__Written problem__.
Pictures do not belong in the copy, so please give every entry below again exactly.

Data items:
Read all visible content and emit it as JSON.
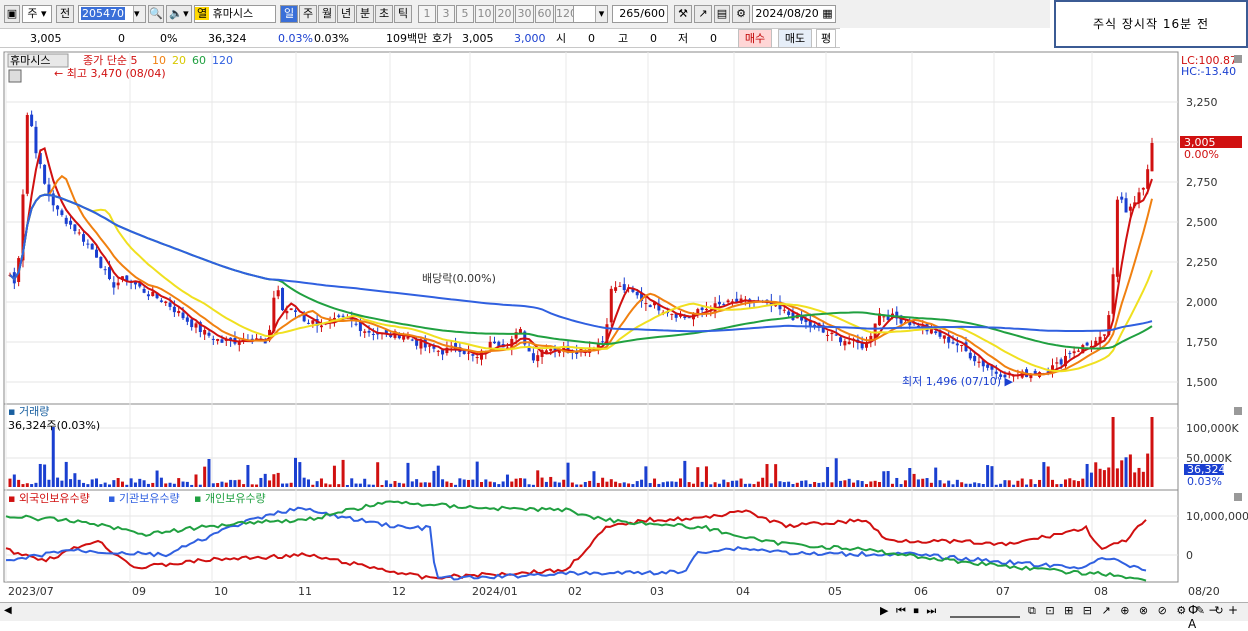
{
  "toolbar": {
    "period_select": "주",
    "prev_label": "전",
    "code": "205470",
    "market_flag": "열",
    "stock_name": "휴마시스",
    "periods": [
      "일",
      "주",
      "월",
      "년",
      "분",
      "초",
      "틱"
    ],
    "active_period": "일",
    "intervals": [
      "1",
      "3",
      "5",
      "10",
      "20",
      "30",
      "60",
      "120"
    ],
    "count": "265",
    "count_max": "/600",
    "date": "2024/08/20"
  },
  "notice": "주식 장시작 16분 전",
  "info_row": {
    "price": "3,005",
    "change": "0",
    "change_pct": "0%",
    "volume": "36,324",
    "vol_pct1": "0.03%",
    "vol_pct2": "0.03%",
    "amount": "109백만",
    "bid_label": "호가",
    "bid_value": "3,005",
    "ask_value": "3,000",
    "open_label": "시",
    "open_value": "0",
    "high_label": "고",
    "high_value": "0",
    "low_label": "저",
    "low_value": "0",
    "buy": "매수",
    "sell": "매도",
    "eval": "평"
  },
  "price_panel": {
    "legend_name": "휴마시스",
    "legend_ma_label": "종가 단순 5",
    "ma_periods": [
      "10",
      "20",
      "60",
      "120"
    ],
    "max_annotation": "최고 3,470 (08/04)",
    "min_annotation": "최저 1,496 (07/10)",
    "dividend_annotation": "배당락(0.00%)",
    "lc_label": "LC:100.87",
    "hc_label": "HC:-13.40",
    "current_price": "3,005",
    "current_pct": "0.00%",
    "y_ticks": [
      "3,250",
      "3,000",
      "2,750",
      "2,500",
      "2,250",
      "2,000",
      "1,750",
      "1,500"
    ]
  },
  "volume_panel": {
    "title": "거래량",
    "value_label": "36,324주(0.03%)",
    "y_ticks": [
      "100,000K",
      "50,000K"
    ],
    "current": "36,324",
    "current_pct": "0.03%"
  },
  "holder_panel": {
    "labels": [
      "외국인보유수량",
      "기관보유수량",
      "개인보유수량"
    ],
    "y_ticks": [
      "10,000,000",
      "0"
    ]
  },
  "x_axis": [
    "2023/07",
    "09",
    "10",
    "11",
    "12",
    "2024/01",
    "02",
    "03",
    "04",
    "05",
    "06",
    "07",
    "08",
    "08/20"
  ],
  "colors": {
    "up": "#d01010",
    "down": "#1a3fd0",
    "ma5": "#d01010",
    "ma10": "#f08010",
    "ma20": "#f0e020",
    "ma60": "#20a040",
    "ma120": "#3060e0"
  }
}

__Solution to this exercise__.
Read all visible content and emit it as JSON.
{
  "toolbar": {
    "period_select": "주",
    "prev_label": "전",
    "code": "205470",
    "market_flag": "열",
    "stock_name": "휴마시스",
    "periods": [
      "일",
      "주",
      "월",
      "년",
      "분",
      "초",
      "틱"
    ],
    "active_period": "일",
    "intervals": [
      "1",
      "3",
      "5",
      "10",
      "20",
      "30",
      "60",
      "120"
    ],
    "count": "265",
    "count_max": "/600",
    "date": "2024/08/20"
  },
  "notice": "주식 장시작 16분 전",
  "info_row": {
    "price": "3,005",
    "change": "0",
    "change_pct": "0%",
    "volume": "36,324",
    "vol_pct1": "0.03%",
    "vol_pct2": "0.03%",
    "amount": "109백만",
    "bid_label": "호가",
    "bid_value": "3,005",
    "ask_value": "3,000",
    "open_label": "시",
    "open_value": "0",
    "high_label": "고",
    "high_value": "0",
    "low_label": "저",
    "low_value": "0",
    "buy": "매수",
    "sell": "매도",
    "eval": "평"
  },
  "price_panel": {
    "legend_name": "휴마시스",
    "legend_ma_label": "종가 단순 5",
    "ma_periods": [
      "10",
      "20",
      "60",
      "120"
    ],
    "max_annotation": "최고 3,470 (08/04)",
    "min_annotation": "최저 1,496 (07/10)",
    "dividend_annotation": "배당락(0.00%)",
    "lc_label": "LC:100.87",
    "hc_label": "HC:-13.40",
    "current_price": "3,005",
    "current_pct": "0.00%",
    "y_ticks": [
      "3,250",
      "3,000",
      "2,750",
      "2,500",
      "2,250",
      "2,000",
      "1,750",
      "1,500"
    ]
  },
  "volume_panel": {
    "title": "거래량",
    "value_label": "36,324주(0.03%)",
    "y_ticks": [
      "100,000K",
      "50,000K"
    ],
    "current": "36,324",
    "current_pct": "0.03%"
  },
  "holder_panel": {
    "labels": [
      "외국인보유수량",
      "기관보유수량",
      "개인보유수량"
    ],
    "y_ticks": [
      "10,000,000",
      "0"
    ]
  },
  "x_axis": [
    "2023/07",
    "09",
    "10",
    "11",
    "12",
    "2024/01",
    "02",
    "03",
    "04",
    "05",
    "06",
    "07",
    "08",
    "08/20"
  ],
  "colors": {
    "up": "#d01010",
    "down": "#1a3fd0",
    "ma5": "#d01010",
    "ma10": "#f08010",
    "ma20": "#f0e020",
    "ma60": "#20a040",
    "ma120": "#3060e0"
  }
}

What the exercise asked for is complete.